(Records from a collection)

:::::

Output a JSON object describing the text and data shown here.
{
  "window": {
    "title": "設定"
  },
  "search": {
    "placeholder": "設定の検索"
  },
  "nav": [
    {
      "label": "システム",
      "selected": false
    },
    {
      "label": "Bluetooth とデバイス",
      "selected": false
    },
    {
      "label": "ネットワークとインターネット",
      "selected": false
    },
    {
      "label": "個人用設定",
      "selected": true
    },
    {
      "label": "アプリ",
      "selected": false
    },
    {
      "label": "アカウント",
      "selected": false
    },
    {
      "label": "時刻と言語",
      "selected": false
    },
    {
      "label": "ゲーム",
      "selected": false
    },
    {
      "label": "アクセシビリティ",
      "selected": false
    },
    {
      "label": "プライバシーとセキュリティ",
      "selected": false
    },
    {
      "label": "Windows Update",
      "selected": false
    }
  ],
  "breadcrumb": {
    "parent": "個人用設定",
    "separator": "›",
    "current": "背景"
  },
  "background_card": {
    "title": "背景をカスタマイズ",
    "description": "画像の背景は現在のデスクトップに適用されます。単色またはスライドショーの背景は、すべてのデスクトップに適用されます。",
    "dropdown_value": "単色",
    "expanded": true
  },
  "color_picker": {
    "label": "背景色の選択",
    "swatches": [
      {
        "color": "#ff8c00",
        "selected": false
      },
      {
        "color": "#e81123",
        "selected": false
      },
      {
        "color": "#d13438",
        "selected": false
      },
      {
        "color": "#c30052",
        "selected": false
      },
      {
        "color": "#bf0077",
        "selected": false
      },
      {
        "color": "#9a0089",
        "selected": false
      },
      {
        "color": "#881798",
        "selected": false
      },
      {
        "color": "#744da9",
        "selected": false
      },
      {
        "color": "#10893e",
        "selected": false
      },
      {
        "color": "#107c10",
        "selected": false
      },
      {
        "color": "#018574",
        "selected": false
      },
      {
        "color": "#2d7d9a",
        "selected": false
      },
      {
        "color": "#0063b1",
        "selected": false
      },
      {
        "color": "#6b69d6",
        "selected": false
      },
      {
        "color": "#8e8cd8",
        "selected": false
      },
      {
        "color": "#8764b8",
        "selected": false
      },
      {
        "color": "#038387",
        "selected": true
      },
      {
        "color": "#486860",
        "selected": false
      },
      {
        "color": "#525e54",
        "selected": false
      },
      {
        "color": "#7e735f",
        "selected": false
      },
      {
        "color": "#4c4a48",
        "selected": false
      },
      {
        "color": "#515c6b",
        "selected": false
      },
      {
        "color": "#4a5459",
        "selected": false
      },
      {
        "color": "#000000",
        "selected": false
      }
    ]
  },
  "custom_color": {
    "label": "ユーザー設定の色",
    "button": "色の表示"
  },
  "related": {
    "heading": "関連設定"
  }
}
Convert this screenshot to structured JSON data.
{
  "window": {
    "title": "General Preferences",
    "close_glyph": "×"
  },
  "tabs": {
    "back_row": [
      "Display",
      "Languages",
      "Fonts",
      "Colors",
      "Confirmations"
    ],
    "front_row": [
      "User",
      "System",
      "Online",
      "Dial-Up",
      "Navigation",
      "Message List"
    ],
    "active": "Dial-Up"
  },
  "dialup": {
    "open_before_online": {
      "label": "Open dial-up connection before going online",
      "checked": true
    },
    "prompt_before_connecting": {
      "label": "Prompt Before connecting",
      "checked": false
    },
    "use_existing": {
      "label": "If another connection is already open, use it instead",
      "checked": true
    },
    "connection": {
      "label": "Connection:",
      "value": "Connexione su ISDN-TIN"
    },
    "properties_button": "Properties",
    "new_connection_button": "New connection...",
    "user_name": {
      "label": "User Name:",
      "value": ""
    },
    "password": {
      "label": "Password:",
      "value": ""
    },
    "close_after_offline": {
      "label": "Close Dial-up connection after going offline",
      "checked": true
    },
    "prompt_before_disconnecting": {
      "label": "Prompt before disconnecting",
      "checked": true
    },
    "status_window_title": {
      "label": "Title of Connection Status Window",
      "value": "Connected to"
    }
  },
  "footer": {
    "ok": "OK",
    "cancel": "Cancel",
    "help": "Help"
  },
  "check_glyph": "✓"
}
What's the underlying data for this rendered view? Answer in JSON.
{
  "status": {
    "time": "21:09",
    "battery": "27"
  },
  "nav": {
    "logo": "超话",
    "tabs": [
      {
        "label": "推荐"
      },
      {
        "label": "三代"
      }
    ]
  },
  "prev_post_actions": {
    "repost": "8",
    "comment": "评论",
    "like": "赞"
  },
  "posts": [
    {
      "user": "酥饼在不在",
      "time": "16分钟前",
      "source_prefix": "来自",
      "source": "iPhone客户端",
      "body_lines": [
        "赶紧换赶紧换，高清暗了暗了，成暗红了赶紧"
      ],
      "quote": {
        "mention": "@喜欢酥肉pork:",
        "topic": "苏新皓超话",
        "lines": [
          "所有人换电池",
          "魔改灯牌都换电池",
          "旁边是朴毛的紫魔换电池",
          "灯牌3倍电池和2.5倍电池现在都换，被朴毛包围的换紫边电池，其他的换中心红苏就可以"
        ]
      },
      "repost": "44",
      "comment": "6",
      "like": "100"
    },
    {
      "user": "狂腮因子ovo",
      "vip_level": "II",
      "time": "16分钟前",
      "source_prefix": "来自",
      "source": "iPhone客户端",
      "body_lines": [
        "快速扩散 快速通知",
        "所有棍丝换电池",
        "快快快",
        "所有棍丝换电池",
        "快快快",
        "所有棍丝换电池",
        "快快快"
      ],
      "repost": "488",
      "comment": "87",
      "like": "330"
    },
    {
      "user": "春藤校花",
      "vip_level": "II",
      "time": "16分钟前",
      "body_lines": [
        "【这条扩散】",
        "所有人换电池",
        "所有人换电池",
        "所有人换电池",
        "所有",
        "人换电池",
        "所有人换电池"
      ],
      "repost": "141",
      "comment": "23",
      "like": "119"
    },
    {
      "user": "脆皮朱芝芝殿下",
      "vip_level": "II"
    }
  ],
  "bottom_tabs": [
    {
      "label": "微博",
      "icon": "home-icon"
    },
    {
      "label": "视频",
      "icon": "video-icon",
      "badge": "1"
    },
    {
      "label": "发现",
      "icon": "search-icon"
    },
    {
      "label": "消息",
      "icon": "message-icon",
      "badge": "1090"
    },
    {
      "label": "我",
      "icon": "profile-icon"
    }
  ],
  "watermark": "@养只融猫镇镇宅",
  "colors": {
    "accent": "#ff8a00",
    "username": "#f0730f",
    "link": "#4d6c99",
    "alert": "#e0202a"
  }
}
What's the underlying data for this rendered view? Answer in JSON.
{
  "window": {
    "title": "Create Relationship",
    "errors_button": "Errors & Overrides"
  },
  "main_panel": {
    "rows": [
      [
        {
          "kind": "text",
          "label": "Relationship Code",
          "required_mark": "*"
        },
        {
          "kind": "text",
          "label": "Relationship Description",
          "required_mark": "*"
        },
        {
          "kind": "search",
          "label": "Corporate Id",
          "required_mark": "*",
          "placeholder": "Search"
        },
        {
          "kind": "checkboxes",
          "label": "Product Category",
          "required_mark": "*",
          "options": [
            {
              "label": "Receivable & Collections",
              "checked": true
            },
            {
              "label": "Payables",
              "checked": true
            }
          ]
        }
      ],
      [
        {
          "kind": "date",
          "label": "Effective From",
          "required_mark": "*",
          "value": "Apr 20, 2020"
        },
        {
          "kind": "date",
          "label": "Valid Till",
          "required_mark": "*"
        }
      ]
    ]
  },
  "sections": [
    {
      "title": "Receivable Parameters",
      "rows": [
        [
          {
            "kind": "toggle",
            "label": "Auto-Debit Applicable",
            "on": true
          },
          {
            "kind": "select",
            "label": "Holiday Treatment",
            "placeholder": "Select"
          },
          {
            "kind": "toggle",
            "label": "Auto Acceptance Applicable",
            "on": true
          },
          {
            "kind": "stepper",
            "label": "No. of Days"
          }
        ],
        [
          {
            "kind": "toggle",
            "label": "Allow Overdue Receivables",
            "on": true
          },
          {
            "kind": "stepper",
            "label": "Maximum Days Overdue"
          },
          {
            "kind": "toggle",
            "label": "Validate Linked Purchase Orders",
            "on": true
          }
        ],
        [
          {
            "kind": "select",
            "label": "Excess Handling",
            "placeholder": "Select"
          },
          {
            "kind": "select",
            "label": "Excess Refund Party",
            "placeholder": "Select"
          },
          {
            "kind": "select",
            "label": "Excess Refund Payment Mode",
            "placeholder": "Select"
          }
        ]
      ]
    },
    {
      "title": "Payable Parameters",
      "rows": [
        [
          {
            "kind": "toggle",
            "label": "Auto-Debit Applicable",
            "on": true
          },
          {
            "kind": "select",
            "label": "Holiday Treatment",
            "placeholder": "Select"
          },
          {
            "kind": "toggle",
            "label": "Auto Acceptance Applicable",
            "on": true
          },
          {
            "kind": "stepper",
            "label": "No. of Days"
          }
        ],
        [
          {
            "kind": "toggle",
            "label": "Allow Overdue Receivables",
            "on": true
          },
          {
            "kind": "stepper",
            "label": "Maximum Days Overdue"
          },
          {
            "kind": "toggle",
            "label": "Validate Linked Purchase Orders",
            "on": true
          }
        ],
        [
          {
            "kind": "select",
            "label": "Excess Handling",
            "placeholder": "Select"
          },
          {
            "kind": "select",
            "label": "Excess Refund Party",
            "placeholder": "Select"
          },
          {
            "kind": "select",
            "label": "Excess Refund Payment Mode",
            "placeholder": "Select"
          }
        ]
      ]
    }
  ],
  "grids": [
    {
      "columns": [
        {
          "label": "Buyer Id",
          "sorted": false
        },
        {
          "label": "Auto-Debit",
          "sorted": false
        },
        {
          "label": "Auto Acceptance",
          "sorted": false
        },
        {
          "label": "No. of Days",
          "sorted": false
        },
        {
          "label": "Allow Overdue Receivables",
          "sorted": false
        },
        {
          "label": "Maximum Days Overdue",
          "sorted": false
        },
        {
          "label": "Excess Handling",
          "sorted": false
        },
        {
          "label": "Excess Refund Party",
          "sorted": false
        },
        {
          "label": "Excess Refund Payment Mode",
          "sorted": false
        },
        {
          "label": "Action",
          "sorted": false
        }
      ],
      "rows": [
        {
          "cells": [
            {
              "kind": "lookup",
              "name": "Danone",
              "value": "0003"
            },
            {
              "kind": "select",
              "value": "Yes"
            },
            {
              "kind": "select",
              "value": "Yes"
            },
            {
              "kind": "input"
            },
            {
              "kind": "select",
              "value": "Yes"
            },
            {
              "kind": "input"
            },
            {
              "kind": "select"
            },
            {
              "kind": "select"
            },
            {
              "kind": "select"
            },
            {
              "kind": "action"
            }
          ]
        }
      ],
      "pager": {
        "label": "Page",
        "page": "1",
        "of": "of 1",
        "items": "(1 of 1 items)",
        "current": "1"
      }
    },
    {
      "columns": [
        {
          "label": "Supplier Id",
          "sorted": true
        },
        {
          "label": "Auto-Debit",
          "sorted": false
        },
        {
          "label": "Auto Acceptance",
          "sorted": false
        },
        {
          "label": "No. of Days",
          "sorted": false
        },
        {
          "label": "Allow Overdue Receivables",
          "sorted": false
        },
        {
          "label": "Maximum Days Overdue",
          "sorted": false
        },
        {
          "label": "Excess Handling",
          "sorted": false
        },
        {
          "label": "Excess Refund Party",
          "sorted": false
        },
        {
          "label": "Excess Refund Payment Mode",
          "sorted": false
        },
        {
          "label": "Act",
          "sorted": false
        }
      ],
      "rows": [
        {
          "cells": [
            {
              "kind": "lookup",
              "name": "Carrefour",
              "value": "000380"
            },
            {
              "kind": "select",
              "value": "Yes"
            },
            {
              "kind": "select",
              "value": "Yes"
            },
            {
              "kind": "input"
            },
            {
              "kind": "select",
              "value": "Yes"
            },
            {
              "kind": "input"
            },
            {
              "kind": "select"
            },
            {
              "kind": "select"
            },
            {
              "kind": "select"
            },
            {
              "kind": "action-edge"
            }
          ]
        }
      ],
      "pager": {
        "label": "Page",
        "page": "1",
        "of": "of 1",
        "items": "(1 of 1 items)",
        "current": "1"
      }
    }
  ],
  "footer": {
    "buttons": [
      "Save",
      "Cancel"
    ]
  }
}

:::::

=== EXERCISE DETAILS ===
Gather from the data above every line with the string "comment".

=== RESPONSE FOR THIS EXERCISE ===
    "comment": "评论",
      "comment": "6",
      "comment": "87",
      "comment": "23",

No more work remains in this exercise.